▸ Aim of the task: Examine the material below. Gather every line in which the string "slope" appears.

------------------------------

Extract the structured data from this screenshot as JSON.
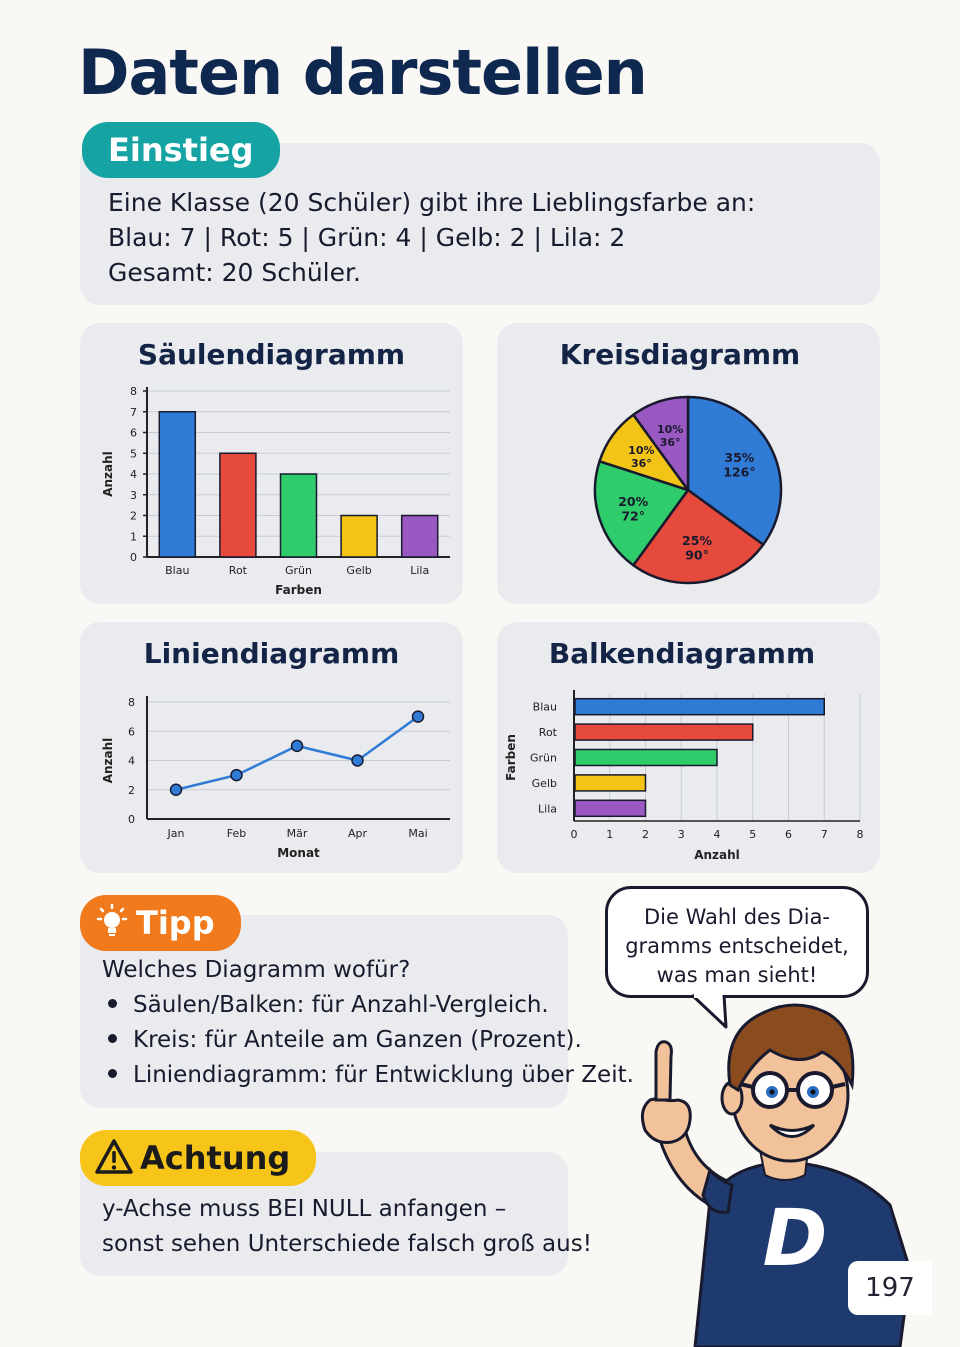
{
  "page_title": "Daten darstellen",
  "intro": {
    "badge": "Einstieg",
    "line1": "Eine Klasse (20 Schüler) gibt ihre Lieblingsfarbe an:",
    "line2": "Blau: 7 | Rot: 5 | Grün: 4 | Gelb: 2 | Lila: 2",
    "line3": "Gesamt: 20 Schüler."
  },
  "colors": {
    "blue": "#2f7bd6",
    "red": "#e64a3c",
    "green": "#2ecc6a",
    "yellow": "#f2c416",
    "purple": "#9a59c2"
  },
  "chart_data": [
    {
      "type": "bar",
      "title": "Säulendiagramm",
      "categories": [
        "Blau",
        "Rot",
        "Grün",
        "Gelb",
        "Lila"
      ],
      "values": [
        7,
        5,
        4,
        2,
        2
      ],
      "xlabel": "Farben",
      "ylabel": "Anzahl",
      "ylim": [
        0,
        8
      ],
      "yticks": [
        "0",
        "1",
        "2",
        "3",
        "4",
        "5",
        "6",
        "7",
        "8"
      ],
      "grid": true
    },
    {
      "type": "pie",
      "title": "Kreisdiagramm",
      "slices": [
        {
          "label": "Blau",
          "value": 35,
          "percent": "35%",
          "degrees": "126°"
        },
        {
          "label": "Rot",
          "value": 25,
          "percent": "25%",
          "degrees": "90°"
        },
        {
          "label": "Grün",
          "value": 20,
          "percent": "20%",
          "degrees": "72°"
        },
        {
          "label": "Gelb",
          "value": 10,
          "percent": "10%",
          "degrees": "36°"
        },
        {
          "label": "Lila",
          "value": 10,
          "percent": "10%",
          "degrees": "36°"
        }
      ]
    },
    {
      "type": "line",
      "title": "Liniendiagramm",
      "x": [
        "Jan",
        "Feb",
        "Mär",
        "Apr",
        "Mai"
      ],
      "values": [
        2,
        3,
        5,
        4,
        7
      ],
      "xlabel": "Monat",
      "ylabel": "Anzahl",
      "ylim": [
        0,
        8
      ],
      "yticks": [
        "0",
        "2",
        "4",
        "6",
        "8"
      ],
      "grid": true
    },
    {
      "type": "bar",
      "orientation": "horizontal",
      "title": "Balkendiagramm",
      "categories": [
        "Blau",
        "Rot",
        "Grün",
        "Gelb",
        "Lila"
      ],
      "values": [
        7,
        5,
        4,
        2,
        2
      ],
      "xlabel": "Anzahl",
      "ylabel": "Farben",
      "xlim": [
        0,
        8
      ],
      "xticks": [
        "0",
        "1",
        "2",
        "3",
        "4",
        "5",
        "6",
        "7",
        "8"
      ],
      "grid": true
    }
  ],
  "tip": {
    "badge": "Tipp",
    "icon": "lightbulb-icon",
    "question": "Welches Diagramm wofür?",
    "bullets": [
      "Säulen/Balken: für Anzahl-Vergleich.",
      "Kreis: für Anteile am Ganzen (Prozent).",
      "Liniendiagramm: für Entwicklung über Zeit."
    ]
  },
  "warning": {
    "badge": "Achtung",
    "icon": "warning-triangle-icon",
    "line1": "y-Achse muss BEI NULL anfangen –",
    "line2": "sonst sehen Unterschiede falsch groß aus!"
  },
  "speech": {
    "line1": "Die Wahl des Dia-",
    "line2": "gramms entscheidet,",
    "line3": "was man sieht!"
  },
  "mascot": {
    "shirt_letter": "D"
  },
  "page_number": "197"
}
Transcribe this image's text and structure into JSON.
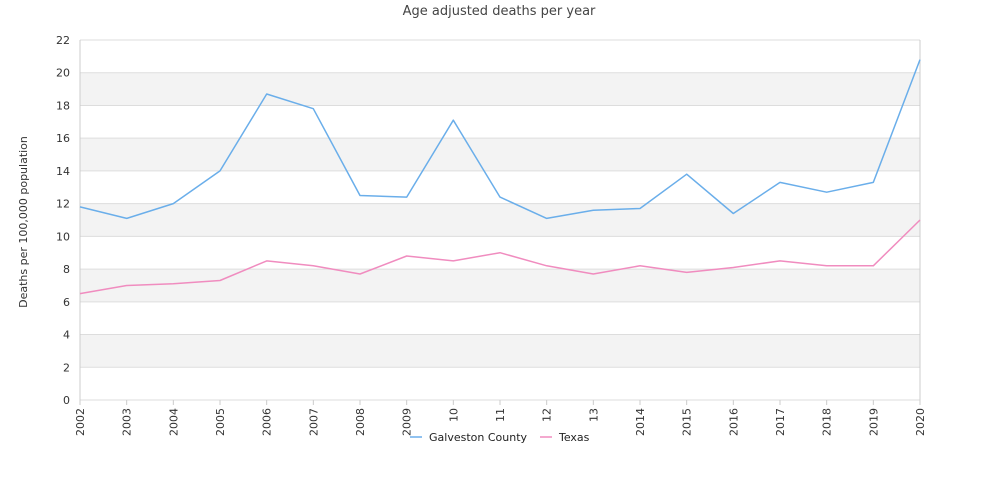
{
  "chart_data": {
    "type": "line",
    "title": "Age adjusted deaths per year",
    "xlabel": "",
    "ylabel": "Deaths per 100,000 population",
    "x": [
      "2002",
      "2003",
      "2004",
      "2005",
      "2006",
      "2007",
      "2008",
      "2009",
      "2010",
      "2011",
      "2012",
      "2013",
      "2014",
      "2015",
      "2016",
      "2017",
      "2018",
      "2019",
      "2020"
    ],
    "x_tick_labels": [
      "2002",
      "2003",
      "2004",
      "2005",
      "2006",
      "2007",
      "2008",
      "2009",
      "10",
      "11",
      "12",
      "13",
      "2014",
      "2015",
      "2016",
      "2017",
      "2018",
      "2019",
      "2020"
    ],
    "ylim": [
      0,
      22
    ],
    "yticks": [
      0,
      2,
      4,
      6,
      8,
      10,
      12,
      14,
      16,
      18,
      20,
      22
    ],
    "grid": "horizontal alternating bands",
    "legend_position": "bottom",
    "series": [
      {
        "name": "Galveston County",
        "color": "#6aaeea",
        "values": [
          11.8,
          11.1,
          12.0,
          14.0,
          18.7,
          17.8,
          12.5,
          12.4,
          17.1,
          12.4,
          11.1,
          11.6,
          11.7,
          13.8,
          11.4,
          13.3,
          12.7,
          13.3,
          20.8
        ]
      },
      {
        "name": "Texas",
        "color": "#f08cbf",
        "values": [
          6.5,
          7.0,
          7.1,
          7.3,
          8.5,
          8.2,
          7.7,
          8.8,
          8.5,
          9.0,
          8.2,
          7.7,
          8.2,
          7.8,
          8.1,
          8.5,
          8.2,
          8.2,
          11.0
        ]
      }
    ],
    "colors": {
      "band": "#f3f3f3",
      "gridline": "#dddddd",
      "axis": "#cccccc"
    }
  }
}
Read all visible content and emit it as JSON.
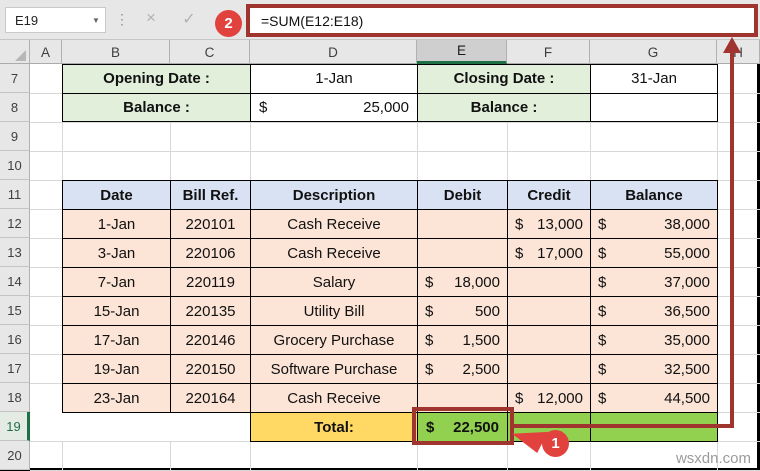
{
  "window": {
    "watermark": "wsxdn.com"
  },
  "formula_bar": {
    "name_box_value": "E19",
    "dropdown_icon": "▼",
    "dots_icon": "⋮",
    "cancel_icon": "×",
    "enter_icon": "✓",
    "formula": "=SUM(E12:E18)"
  },
  "annotations": {
    "step_1_badge": "1",
    "step_2_badge": "2"
  },
  "grid": {
    "column_headers": [
      "A",
      "B",
      "C",
      "D",
      "E",
      "F",
      "G",
      "H"
    ],
    "row_headers": [
      "7",
      "8",
      "9",
      "10",
      "11",
      "12",
      "13",
      "14",
      "15",
      "16",
      "17",
      "18",
      "19",
      "20"
    ],
    "selected_cell": "E19",
    "selected_column": "E",
    "selected_row": "19"
  },
  "info_panel": {
    "opening_date_label": "Opening Date :",
    "opening_date": "1-Jan",
    "closing_date_label": "Closing Date :",
    "closing_date": "31-Jan",
    "opening_balance_label": "Balance :",
    "currency": "$",
    "opening_balance": "25,000",
    "closing_balance_label": "Balance :",
    "closing_balance": ""
  },
  "ledger": {
    "headers": [
      "Date",
      "Bill Ref.",
      "Description",
      "Debit",
      "Credit",
      "Balance"
    ],
    "rows": [
      {
        "date": "1-Jan",
        "bill_ref": "220101",
        "description": "Cash Receive",
        "debit": "",
        "credit": "13,000",
        "balance": "38,000"
      },
      {
        "date": "3-Jan",
        "bill_ref": "220106",
        "description": "Cash Receive",
        "debit": "",
        "credit": "17,000",
        "balance": "55,000"
      },
      {
        "date": "7-Jan",
        "bill_ref": "220119",
        "description": "Salary",
        "debit": "18,000",
        "credit": "",
        "balance": "37,000"
      },
      {
        "date": "15-Jan",
        "bill_ref": "220135",
        "description": "Utility Bill",
        "debit": "500",
        "credit": "",
        "balance": "36,500"
      },
      {
        "date": "17-Jan",
        "bill_ref": "220146",
        "description": "Grocery Purchase",
        "debit": "1,500",
        "credit": "",
        "balance": "35,000"
      },
      {
        "date": "19-Jan",
        "bill_ref": "220150",
        "description": "Software Purchase",
        "debit": "2,500",
        "credit": "",
        "balance": "32,500"
      },
      {
        "date": "23-Jan",
        "bill_ref": "220164",
        "description": "Cash Receive",
        "debit": "",
        "credit": "12,000",
        "balance": "44,500"
      }
    ],
    "currency": "$",
    "total_label": "Total:",
    "total_debit": "22,500"
  },
  "colors": {
    "annotation_red": "#a0342f",
    "badge_red": "#e2423d",
    "header_blue": "#d9e2f3",
    "row_peach": "#fce4d6",
    "green_light": "#e2efda",
    "total_yellow": "#ffd964",
    "total_green": "#92d050",
    "excel_green": "#1f7145"
  }
}
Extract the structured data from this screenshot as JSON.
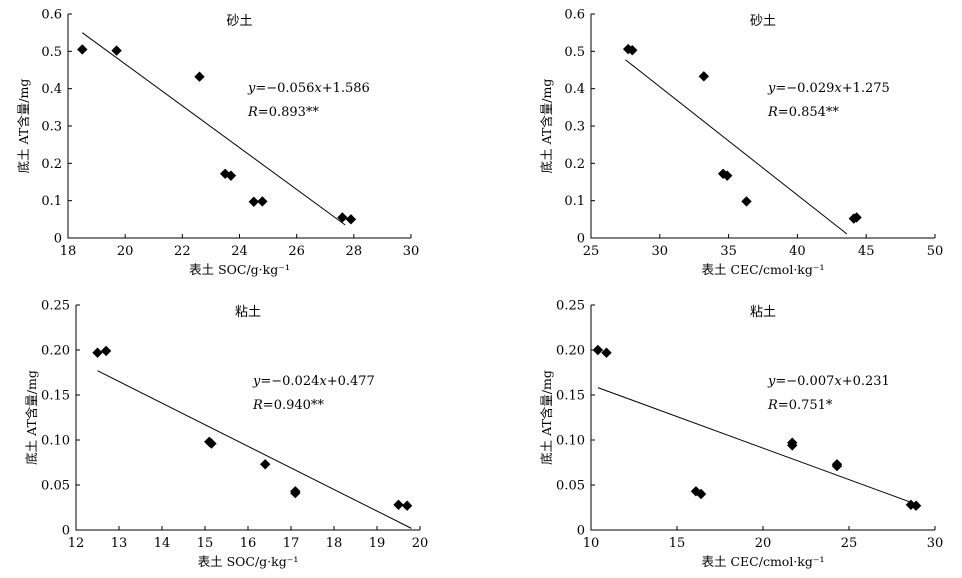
{
  "chart_data": [
    {
      "type": "scatter",
      "title": "砂土",
      "xlabel": "表土 SOC/g·kg⁻¹",
      "ylabel": "底土 AT含量/mg",
      "xlim": [
        18,
        30
      ],
      "ylim": [
        0,
        0.6
      ],
      "xticks": [
        18,
        20,
        22,
        24,
        26,
        28,
        30
      ],
      "yticks": [
        0,
        0.1,
        0.2,
        0.3,
        0.4,
        0.5,
        0.6
      ],
      "ytick_labels": [
        "0",
        "0.1",
        "0.2",
        "0.3",
        "0.4",
        "0.5",
        "0.6"
      ],
      "points": [
        [
          18.5,
          0.505
        ],
        [
          19.7,
          0.502
        ],
        [
          22.6,
          0.432
        ],
        [
          23.5,
          0.172
        ],
        [
          23.7,
          0.167
        ],
        [
          24.5,
          0.097
        ],
        [
          24.8,
          0.098
        ],
        [
          27.6,
          0.055
        ],
        [
          27.9,
          0.05
        ]
      ],
      "fit": {
        "slope": -0.056,
        "intercept": 1.586,
        "x_start": 18.5,
        "x_end": 27.7
      },
      "equation": {
        "y_prefix": "y",
        "eq_text": "=−0.056",
        "x_var": "x",
        "eq_tail": "+1.586",
        "r_prefix": "R",
        "r_text": "=0.893**"
      }
    },
    {
      "type": "scatter",
      "title": "砂土",
      "xlabel": "表土 CEC/cmol·kg⁻¹",
      "ylabel": "底土 AT含量/mg",
      "xlim": [
        25,
        50
      ],
      "ylim": [
        0,
        0.6
      ],
      "xticks": [
        25,
        30,
        35,
        40,
        45,
        50
      ],
      "yticks": [
        0,
        0.1,
        0.2,
        0.3,
        0.4,
        0.5,
        0.6
      ],
      "ytick_labels": [
        "0",
        "0.1",
        "0.2",
        "0.3",
        "0.4",
        "0.5",
        "0.6"
      ],
      "points": [
        [
          27.7,
          0.506
        ],
        [
          28.0,
          0.503
        ],
        [
          33.2,
          0.433
        ],
        [
          34.6,
          0.172
        ],
        [
          34.9,
          0.167
        ],
        [
          36.3,
          0.098
        ],
        [
          44.1,
          0.052
        ],
        [
          44.3,
          0.055
        ]
      ],
      "fit": {
        "slope": -0.029,
        "intercept": 1.275,
        "x_start": 27.5,
        "x_end": 43.6
      },
      "equation": {
        "y_prefix": "y",
        "eq_text": "=−0.029",
        "x_var": "x",
        "eq_tail": "+1.275",
        "r_prefix": "R",
        "r_text": "=0.854**"
      }
    },
    {
      "type": "scatter",
      "title": "粘土",
      "xlabel": "表土 SOC/g·kg⁻¹",
      "ylabel": "底土 AT含量/mg",
      "xlim": [
        12,
        20
      ],
      "ylim": [
        0,
        0.25
      ],
      "xticks": [
        12,
        13,
        14,
        15,
        16,
        17,
        18,
        19,
        20
      ],
      "yticks": [
        0,
        0.05,
        0.1,
        0.15,
        0.2,
        0.25
      ],
      "ytick_labels": [
        "0",
        "0.05",
        "0.10",
        "0.15",
        "0.20",
        "0.25"
      ],
      "points": [
        [
          12.5,
          0.197
        ],
        [
          12.7,
          0.199
        ],
        [
          15.1,
          0.098
        ],
        [
          15.15,
          0.096
        ],
        [
          16.4,
          0.073
        ],
        [
          17.1,
          0.043
        ],
        [
          17.1,
          0.041
        ],
        [
          19.5,
          0.028
        ],
        [
          19.7,
          0.027
        ]
      ],
      "fit": {
        "slope": -0.024,
        "intercept": 0.477,
        "x_start": 12.5,
        "x_end": 19.8
      },
      "equation": {
        "y_prefix": "y",
        "eq_text": "=−0.024",
        "x_var": "x",
        "eq_tail": "+0.477",
        "r_prefix": "R",
        "r_text": "=0.940**"
      }
    },
    {
      "type": "scatter",
      "title": "粘土",
      "xlabel": "表土 CEC/cmol·kg⁻¹",
      "ylabel": "底土 AT含量/mg",
      "xlim": [
        10,
        30
      ],
      "ylim": [
        0,
        0.25
      ],
      "xticks": [
        10,
        15,
        20,
        25,
        30
      ],
      "yticks": [
        0,
        0.05,
        0.1,
        0.15,
        0.2,
        0.25
      ],
      "ytick_labels": [
        "0",
        "0.05",
        "0.10",
        "0.15",
        "0.20",
        "0.25"
      ],
      "points": [
        [
          10.4,
          0.2
        ],
        [
          10.9,
          0.197
        ],
        [
          16.1,
          0.043
        ],
        [
          16.4,
          0.04
        ],
        [
          21.7,
          0.097
        ],
        [
          21.7,
          0.094
        ],
        [
          24.3,
          0.073
        ],
        [
          24.3,
          0.071
        ],
        [
          28.6,
          0.028
        ],
        [
          28.9,
          0.027
        ]
      ],
      "fit": {
        "slope": -0.007,
        "intercept": 0.231,
        "x_start": 10.4,
        "x_end": 28.8
      },
      "equation": {
        "y_prefix": "y",
        "eq_text": "=−0.007",
        "x_var": "x",
        "eq_tail": "+0.231",
        "r_prefix": "R",
        "r_text": "=0.751*"
      }
    }
  ]
}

------------------------------

▸ Response for this exercise:
        "slope": -0.056,
        "slope": -0.029,
        "slope": -0.024,
        "slope": -0.007,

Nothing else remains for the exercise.